■ EXERCISE DESCRIPTION:
Swap "wind-wave-arrow" for "wave-arrow" wherever it occurs in the rows below, leaving everything else unchanged. Omit the pictures from what you give back.

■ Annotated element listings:
%%
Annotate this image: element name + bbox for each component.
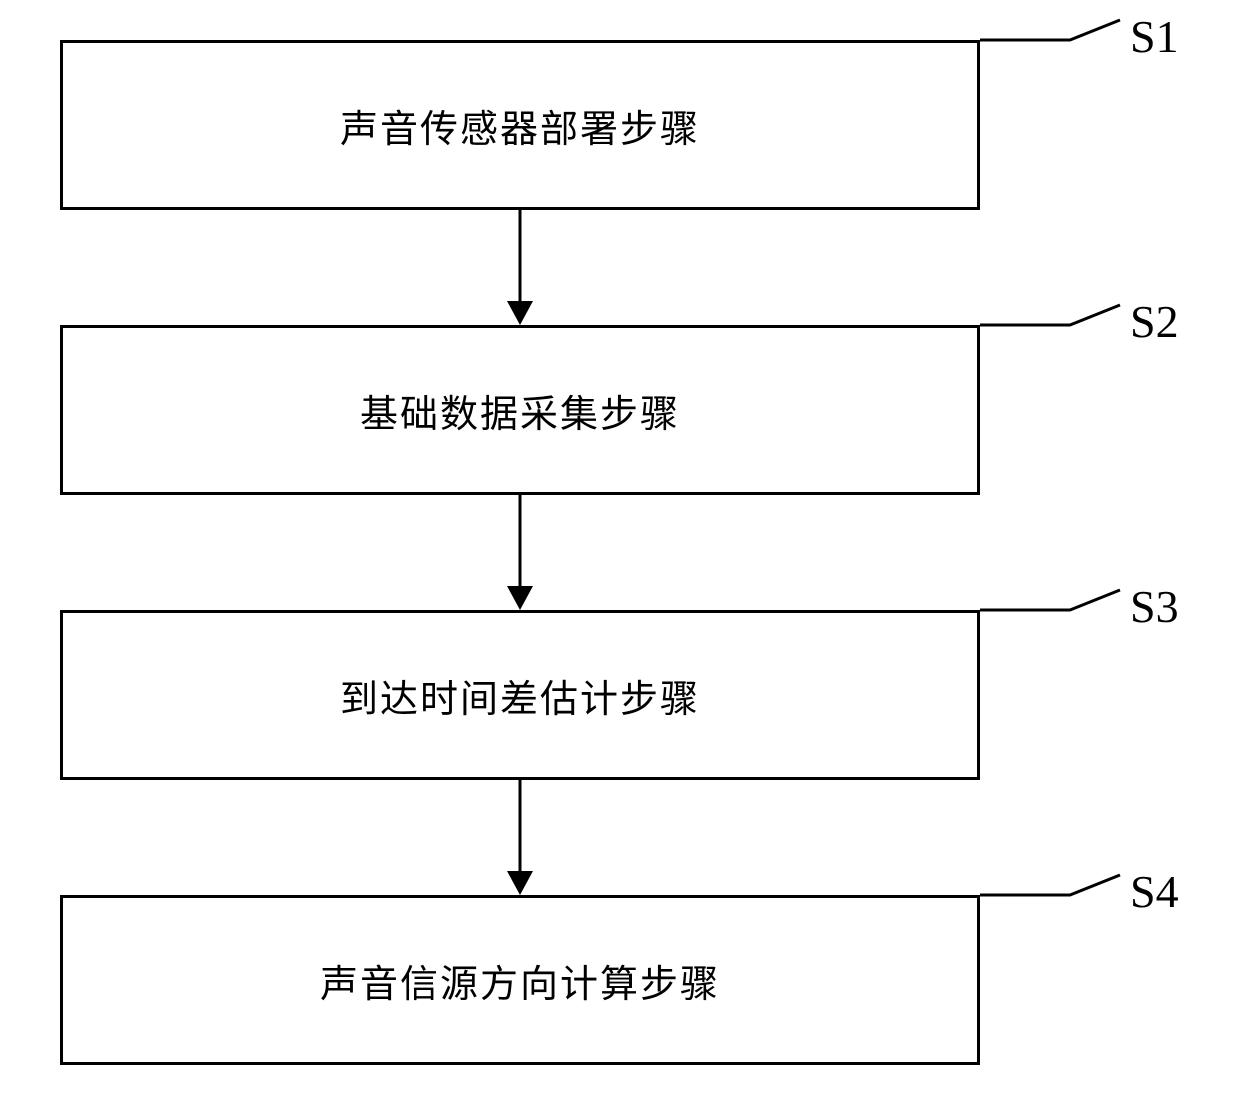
connector-s4	[0, 0, 1239, 1115]
step-label-s4: S4	[1130, 865, 1179, 918]
flowchart-diagram: 声音传感器部署步骤 S1 基础数据采集步骤 S2 到达时间差估计步骤 S3 声音…	[0, 0, 1239, 1115]
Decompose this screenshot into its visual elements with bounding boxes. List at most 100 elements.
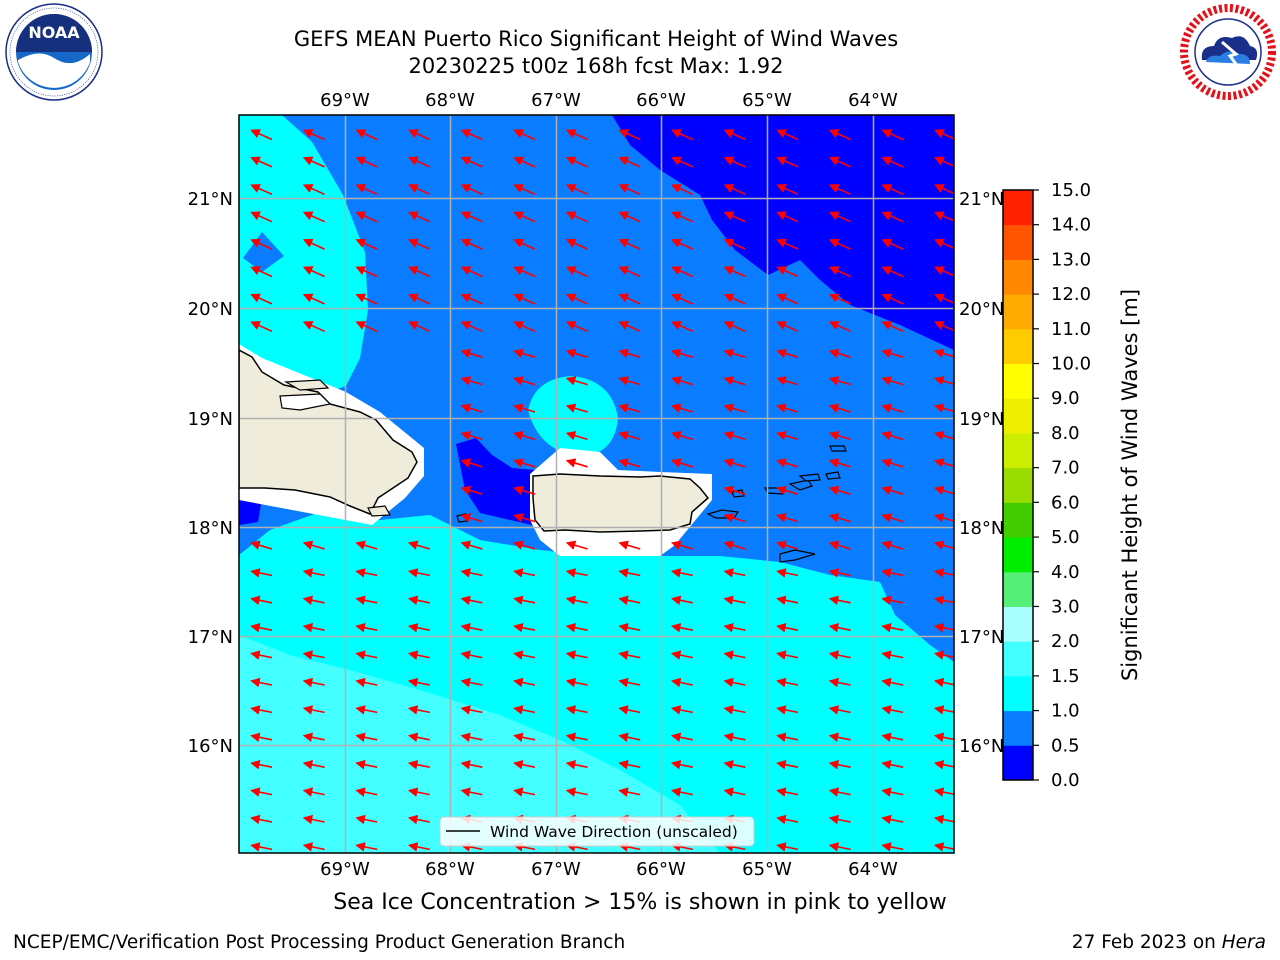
wind-wave-arrow [618, 129, 641, 141]
lat-tick-right: 19°N [959, 409, 1004, 430]
wind-wave-arrow [302, 129, 325, 141]
wind-wave-arrow [776, 266, 799, 278]
wind-wave-arrow [881, 705, 904, 715]
wind-wave-arrow [933, 842, 954, 852]
wind-wave-arrow [513, 787, 536, 797]
wind-wave-arrow [565, 540, 588, 550]
wind-wave-arrow [671, 156, 694, 168]
colorbar-tick-label: 5.0 [1051, 527, 1080, 548]
wind-wave-arrow [723, 293, 746, 305]
wind-wave-arrow [723, 677, 746, 688]
lon-tick-bottom: 69°W [320, 859, 370, 880]
wind-wave-arrow [565, 787, 588, 797]
wind-wave-arrow [723, 705, 746, 715]
wind-wave-arrow [618, 431, 641, 441]
wind-wave-arrow [407, 595, 430, 606]
wind-wave-arrow [881, 622, 904, 633]
wind-wave-arrow [618, 458, 641, 468]
wave-band-0.0-0.5-mona [456, 438, 535, 525]
wind-wave-arrow [776, 622, 799, 633]
colorbar-tick-label: 13.0 [1051, 249, 1091, 270]
legend-label: Wind Wave Direction (unscaled) [490, 823, 738, 841]
wind-wave-arrow [565, 129, 588, 141]
wind-wave-arrow [881, 403, 904, 413]
wind-wave-arrow [828, 431, 851, 441]
wind-wave-arrow [302, 650, 325, 660]
wind-wave-arrow [618, 568, 641, 578]
wind-wave-arrow [670, 568, 693, 578]
footer-date-text: 27 Feb 2023 on [1071, 932, 1222, 953]
nws-logo [1180, 4, 1276, 100]
wind-wave-arrow [670, 595, 693, 606]
wind-wave-arrow [934, 321, 954, 332]
wind-wave-arrow [565, 348, 588, 359]
wind-wave-arrow [670, 759, 693, 770]
wind-wave-arrow [723, 787, 746, 797]
island-mona [456, 513, 469, 523]
wind-wave-arrow [934, 211, 954, 222]
lat-tick-right: 21°N [959, 189, 1004, 210]
lat-tick-right: 17°N [959, 627, 1004, 648]
wind-wave-arrow [513, 376, 536, 386]
colorbar-segment [1003, 675, 1033, 712]
wind-wave-arrow [618, 376, 641, 386]
wind-wave-arrow [828, 184, 851, 196]
wind-wave-arrow [513, 403, 536, 413]
wind-wave-arrow [723, 595, 746, 606]
map-plot-area [239, 115, 954, 853]
wind-wave-arrow [250, 568, 273, 578]
wind-wave-arrow [460, 211, 483, 223]
wind-wave-arrow [933, 732, 954, 743]
wind-wave-arrow [670, 732, 693, 743]
svg-text:NOAA: NOAA [28, 23, 80, 42]
wind-wave-arrow [723, 485, 746, 496]
wind-wave-arrow [723, 513, 746, 523]
wind-wave-arrow [671, 293, 694, 305]
wind-wave-arrow [723, 184, 746, 196]
wind-wave-arrow [513, 622, 536, 633]
wind-wave-arrow [302, 568, 325, 578]
colorbar-segment [1003, 710, 1033, 746]
wind-wave-arrow [250, 842, 273, 852]
lon-tick-top: 65°W [742, 90, 792, 111]
wind-wave-arrow [881, 238, 904, 250]
wind-wave-arrow [565, 732, 588, 743]
wind-wave-arrow [934, 238, 954, 250]
wind-wave-arrow [881, 321, 904, 333]
colorbar-tick-label: 3.0 [1051, 596, 1080, 617]
wind-wave-arrow [776, 732, 799, 743]
wind-wave-arrow [933, 705, 954, 715]
wind-wave-arrow [513, 568, 536, 578]
wind-wave-arrow [670, 787, 693, 797]
wind-wave-arrow [776, 348, 799, 359]
wind-wave-arrow [250, 595, 273, 606]
wind-wave-arrow [407, 732, 430, 743]
wind-wave-arrow [513, 705, 536, 715]
wind-wave-arrow [565, 156, 588, 168]
colorbar-tick-label: 0.5 [1051, 735, 1080, 756]
wind-wave-arrow [250, 293, 273, 305]
wind-wave-arrow [565, 650, 588, 660]
colorbar-segment [1003, 432, 1033, 469]
wind-wave-arrow [250, 129, 273, 141]
sea-ice-note: Sea Ice Concentration > 15% is shown in … [333, 890, 947, 915]
wind-wave-arrow [723, 211, 746, 223]
wind-wave-arrow [881, 677, 904, 688]
wind-wave-arrow [618, 540, 641, 550]
wind-wave-arrow [302, 622, 325, 633]
wind-wave-arrow [408, 293, 431, 305]
wind-wave-arrow [776, 458, 799, 468]
wind-wave-arrow [407, 787, 430, 797]
wind-wave-arrow [881, 266, 904, 278]
wind-wave-arrow [723, 403, 746, 413]
wind-wave-arrow [828, 458, 851, 468]
wind-wave-arrow [565, 458, 588, 468]
colorbar-tick-label: 12.0 [1051, 284, 1091, 305]
wind-wave-arrow [723, 759, 746, 770]
wind-wave-arrow [460, 622, 483, 633]
colorbar-tick-label: 9.0 [1051, 388, 1080, 409]
colorbar-segment [1003, 467, 1033, 503]
wind-wave-arrow [355, 266, 378, 278]
wind-wave-arrow [933, 513, 954, 523]
wind-wave-arrow [407, 814, 430, 825]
%%
■ SOLUTION:
Annotate this image: element name + bbox for each component.
connector-s4	[0, 0, 1239, 1115]
step-label-s4: S4	[1130, 865, 1179, 918]
flowchart-diagram: 声音传感器部署步骤 S1 基础数据采集步骤 S2 到达时间差估计步骤 S3 声音…	[0, 0, 1239, 1115]
Decompose this screenshot into its visual elements with bounding boxes. List at most 100 elements.
wave-arrow [618, 129, 641, 141]
lat-tick-right: 19°N [959, 409, 1004, 430]
wave-arrow [302, 129, 325, 141]
wave-arrow [776, 266, 799, 278]
wave-arrow [881, 705, 904, 715]
wave-arrow [933, 842, 954, 852]
wave-arrow [513, 787, 536, 797]
wave-arrow [565, 540, 588, 550]
wave-arrow [671, 156, 694, 168]
colorbar-tick-label: 5.0 [1051, 527, 1080, 548]
wave-arrow [723, 293, 746, 305]
wave-arrow [723, 677, 746, 688]
lon-tick-bottom: 69°W [320, 859, 370, 880]
wave-arrow [565, 787, 588, 797]
wave-arrow [723, 705, 746, 715]
wave-arrow [618, 431, 641, 441]
wave-arrow [407, 595, 430, 606]
wave-arrow [881, 622, 904, 633]
wave-arrow [618, 458, 641, 468]
wave-band-0.0-0.5-mona [456, 438, 535, 525]
wave-arrow [776, 622, 799, 633]
colorbar-tick-label: 13.0 [1051, 249, 1091, 270]
legend-label: Wind Wave Direction (unscaled) [490, 823, 738, 841]
wave-arrow [565, 129, 588, 141]
wave-arrow [881, 403, 904, 413]
wave-arrow [828, 431, 851, 441]
wave-arrow [302, 650, 325, 660]
wave-arrow [618, 568, 641, 578]
wave-arrow [670, 568, 693, 578]
footer-date-text: 27 Feb 2023 on [1071, 932, 1222, 953]
nws-logo [1180, 4, 1276, 100]
wave-arrow [670, 595, 693, 606]
wave-arrow [934, 321, 954, 332]
wave-arrow [565, 348, 588, 359]
wave-arrow [670, 759, 693, 770]
wave-arrow [723, 787, 746, 797]
island-mona [456, 513, 469, 523]
wave-arrow [934, 211, 954, 222]
lat-tick-right: 21°N [959, 189, 1004, 210]
lat-tick-right: 17°N [959, 627, 1004, 648]
wave-arrow [513, 376, 536, 386]
colorbar-segment [1003, 675, 1033, 712]
wave-arrow [618, 376, 641, 386]
wave-arrow [828, 184, 851, 196]
wave-arrow [513, 403, 536, 413]
wave-arrow [723, 595, 746, 606]
map-plot-area [239, 115, 954, 853]
wave-arrow [250, 568, 273, 578]
wave-arrow [460, 211, 483, 223]
wave-arrow [933, 732, 954, 743]
wave-arrow [670, 732, 693, 743]
svg-text:NOAA: NOAA [28, 23, 80, 42]
wave-arrow [723, 485, 746, 496]
wave-arrow [723, 513, 746, 523]
wave-arrow [671, 293, 694, 305]
wave-arrow [723, 184, 746, 196]
wave-arrow [513, 622, 536, 633]
wave-arrow [302, 568, 325, 578]
colorbar-segment [1003, 710, 1033, 746]
wave-arrow [250, 842, 273, 852]
lon-tick-top: 65°W [742, 90, 792, 111]
wave-arrow [881, 238, 904, 250]
wave-arrow [565, 732, 588, 743]
wave-arrow [934, 238, 954, 250]
wave-arrow [881, 321, 904, 333]
colorbar-tick-label: 3.0 [1051, 596, 1080, 617]
wave-arrow [776, 732, 799, 743]
wave-arrow [933, 705, 954, 715]
wave-arrow [513, 568, 536, 578]
wave-arrow [670, 787, 693, 797]
wave-arrow [776, 348, 799, 359]
wave-arrow [250, 595, 273, 606]
wave-arrow [407, 732, 430, 743]
wave-arrow [513, 705, 536, 715]
wave-arrow [565, 156, 588, 168]
colorbar-tick-label: 0.5 [1051, 735, 1080, 756]
wave-arrow [250, 293, 273, 305]
wave-arrow [565, 650, 588, 660]
colorbar-segment [1003, 432, 1033, 469]
wave-arrow [250, 129, 273, 141]
sea-ice-note: Sea Ice Concentration > 15% is shown in … [333, 890, 947, 915]
wave-arrow [723, 211, 746, 223]
wave-arrow [881, 677, 904, 688]
wave-arrow [618, 540, 641, 550]
wave-arrow [302, 622, 325, 633]
wave-arrow [408, 293, 431, 305]
wave-arrow [776, 458, 799, 468]
wave-arrow [407, 787, 430, 797]
wave-arrow [881, 266, 904, 278]
wave-arrow [723, 403, 746, 413]
wave-arrow [828, 458, 851, 468]
wave-arrow [565, 458, 588, 468]
colorbar-tick-label: 12.0 [1051, 284, 1091, 305]
wave-arrow [723, 759, 746, 770]
wave-arrow [460, 622, 483, 633]
colorbar-tick-label: 9.0 [1051, 388, 1080, 409]
colorbar-segment [1003, 467, 1033, 503]
wave-arrow [355, 266, 378, 278]
wave-arrow [933, 513, 954, 523]
wave-arrow [407, 814, 430, 825]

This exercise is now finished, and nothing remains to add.